Given instruction: Copy out all of the data exactly as it appears.
++++ The data ++++
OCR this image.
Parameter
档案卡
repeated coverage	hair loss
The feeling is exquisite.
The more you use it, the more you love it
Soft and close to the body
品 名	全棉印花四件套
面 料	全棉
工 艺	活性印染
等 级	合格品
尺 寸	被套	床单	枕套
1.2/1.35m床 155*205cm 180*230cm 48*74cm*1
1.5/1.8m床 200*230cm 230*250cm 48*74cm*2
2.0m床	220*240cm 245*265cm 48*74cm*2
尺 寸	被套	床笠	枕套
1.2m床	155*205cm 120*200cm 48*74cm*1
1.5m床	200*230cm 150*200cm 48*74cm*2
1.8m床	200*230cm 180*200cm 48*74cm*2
++++
Exercise result:
OCR this image.
Parameter
档案卡
repeated coverage	hair loss
The feeling is exquisite.
The more you use it, the more you love it
Soft and close to the body
品 名	全棉印花四件套
面 料	全棉
工 艺	活性印染
等 级	合格品
尺 寸	被套	床单	枕套
1.2/1.35m床 155*205cm 180*230cm 48*74cm*1
1.5/1.8m床 200*230cm 230*250cm 48*74cm*2
2.0m床	220*240cm 245*265cm 48*74cm*2
尺 寸	被套	床笠	枕套
1.2m床	155*205cm 120*200cm 48*74cm*1
1.5m床	200*230cm 150*200cm 48*74cm*2
1.8m床	200*230cm 180*200cm 48*74cm*2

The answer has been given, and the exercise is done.